Start SUPPLIED RECORDS

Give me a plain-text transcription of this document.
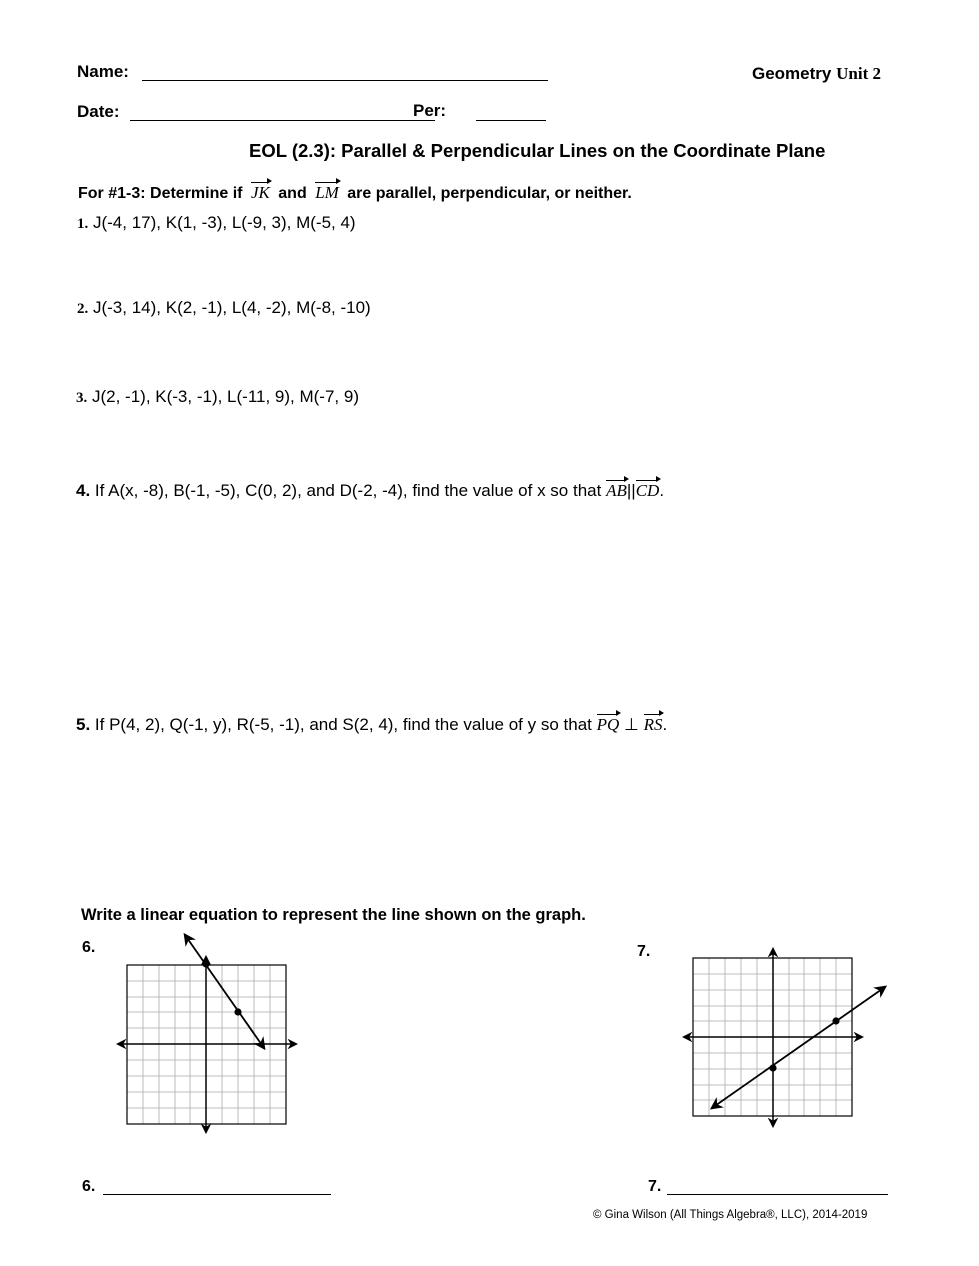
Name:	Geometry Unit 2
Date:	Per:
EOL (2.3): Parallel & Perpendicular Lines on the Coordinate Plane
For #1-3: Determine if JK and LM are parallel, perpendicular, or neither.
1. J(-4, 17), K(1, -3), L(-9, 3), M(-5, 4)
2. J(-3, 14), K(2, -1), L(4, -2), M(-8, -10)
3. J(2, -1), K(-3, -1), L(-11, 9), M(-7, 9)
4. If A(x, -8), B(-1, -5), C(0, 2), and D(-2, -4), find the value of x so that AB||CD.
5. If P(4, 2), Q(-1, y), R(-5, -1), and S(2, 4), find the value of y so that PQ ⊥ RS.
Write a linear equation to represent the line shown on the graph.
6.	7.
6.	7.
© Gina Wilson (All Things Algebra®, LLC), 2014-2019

End SUPPLIED RECORDS

**GIVEN INSTRUCTION**
Print each line of the material above exactly, with the pictures removed from your copy.

**CORRECT ANSWER**
Give me a plain-text transcription of this document.
Name:	Geometry Unit 2
Date:	Per:
EOL (2.3): Parallel & Perpendicular Lines on the Coordinate Plane
For #1-3: Determine if JK and LM are parallel, perpendicular, or neither.
1. J(-4, 17), K(1, -3), L(-9, 3), M(-5, 4)
2. J(-3, 14), K(2, -1), L(4, -2), M(-8, -10)
3. J(2, -1), K(-3, -1), L(-11, 9), M(-7, 9)
4. If A(x, -8), B(-1, -5), C(0, 2), and D(-2, -4), find the value of x so that AB||CD.
5. If P(4, 2), Q(-1, y), R(-5, -1), and S(2, 4), find the value of y so that PQ ⊥ RS.
Write a linear equation to represent the line shown on the graph.
6.	7.
6.	7.
© Gina Wilson (All Things Algebra®, LLC), 2014-2019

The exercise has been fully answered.